START Source records

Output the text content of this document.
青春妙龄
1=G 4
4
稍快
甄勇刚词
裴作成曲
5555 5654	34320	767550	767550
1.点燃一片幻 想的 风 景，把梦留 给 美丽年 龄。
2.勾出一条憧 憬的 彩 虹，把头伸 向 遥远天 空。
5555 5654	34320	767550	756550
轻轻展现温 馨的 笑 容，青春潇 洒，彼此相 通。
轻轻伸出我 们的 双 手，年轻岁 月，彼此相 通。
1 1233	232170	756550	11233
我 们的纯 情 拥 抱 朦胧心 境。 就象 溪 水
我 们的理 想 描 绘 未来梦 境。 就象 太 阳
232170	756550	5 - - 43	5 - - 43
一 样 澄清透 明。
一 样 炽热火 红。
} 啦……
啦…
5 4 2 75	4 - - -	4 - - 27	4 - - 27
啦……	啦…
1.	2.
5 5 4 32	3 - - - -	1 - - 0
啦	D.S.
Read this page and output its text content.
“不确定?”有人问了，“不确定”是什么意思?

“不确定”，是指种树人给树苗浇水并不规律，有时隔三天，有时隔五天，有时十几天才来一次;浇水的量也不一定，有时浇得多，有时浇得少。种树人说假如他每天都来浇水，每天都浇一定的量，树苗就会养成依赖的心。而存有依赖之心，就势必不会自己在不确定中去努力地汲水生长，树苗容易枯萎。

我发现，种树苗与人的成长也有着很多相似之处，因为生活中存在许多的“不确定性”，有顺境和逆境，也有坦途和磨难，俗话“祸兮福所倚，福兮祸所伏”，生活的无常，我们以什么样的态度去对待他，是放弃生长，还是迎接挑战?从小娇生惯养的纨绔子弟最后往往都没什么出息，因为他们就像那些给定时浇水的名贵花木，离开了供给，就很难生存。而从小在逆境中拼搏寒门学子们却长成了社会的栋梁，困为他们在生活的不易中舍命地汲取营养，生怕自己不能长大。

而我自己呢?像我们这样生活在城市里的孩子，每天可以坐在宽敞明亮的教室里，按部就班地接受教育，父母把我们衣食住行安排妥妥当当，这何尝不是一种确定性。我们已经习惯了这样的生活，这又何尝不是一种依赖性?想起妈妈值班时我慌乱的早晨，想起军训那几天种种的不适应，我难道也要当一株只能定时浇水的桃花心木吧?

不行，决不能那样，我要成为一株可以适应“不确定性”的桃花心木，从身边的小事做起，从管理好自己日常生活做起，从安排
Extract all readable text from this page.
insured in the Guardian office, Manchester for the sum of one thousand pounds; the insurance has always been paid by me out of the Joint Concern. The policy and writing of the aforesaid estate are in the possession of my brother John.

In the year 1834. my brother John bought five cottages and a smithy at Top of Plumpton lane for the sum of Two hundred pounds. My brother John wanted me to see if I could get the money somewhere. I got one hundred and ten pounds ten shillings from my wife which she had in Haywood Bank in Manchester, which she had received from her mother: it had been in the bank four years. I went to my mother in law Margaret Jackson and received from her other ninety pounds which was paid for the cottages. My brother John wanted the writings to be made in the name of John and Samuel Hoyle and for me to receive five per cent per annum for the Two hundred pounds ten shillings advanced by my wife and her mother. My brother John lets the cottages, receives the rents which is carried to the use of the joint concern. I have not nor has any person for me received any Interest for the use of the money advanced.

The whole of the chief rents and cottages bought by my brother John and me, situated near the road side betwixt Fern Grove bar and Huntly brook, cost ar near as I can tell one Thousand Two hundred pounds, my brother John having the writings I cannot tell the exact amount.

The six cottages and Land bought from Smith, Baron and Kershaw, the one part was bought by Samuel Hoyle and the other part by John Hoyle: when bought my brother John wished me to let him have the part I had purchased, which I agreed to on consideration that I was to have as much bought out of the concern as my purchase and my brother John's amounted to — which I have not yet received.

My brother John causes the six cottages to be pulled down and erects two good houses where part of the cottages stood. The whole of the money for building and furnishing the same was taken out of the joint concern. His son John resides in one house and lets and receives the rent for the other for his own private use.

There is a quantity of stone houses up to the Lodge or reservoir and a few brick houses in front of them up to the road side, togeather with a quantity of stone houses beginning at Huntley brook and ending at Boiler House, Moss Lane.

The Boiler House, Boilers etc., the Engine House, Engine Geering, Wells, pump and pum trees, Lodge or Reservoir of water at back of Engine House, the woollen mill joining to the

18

END Source records

To do = Go through the entries above and count the lines containing the word "this"; give only that count.

Exercise answer = 3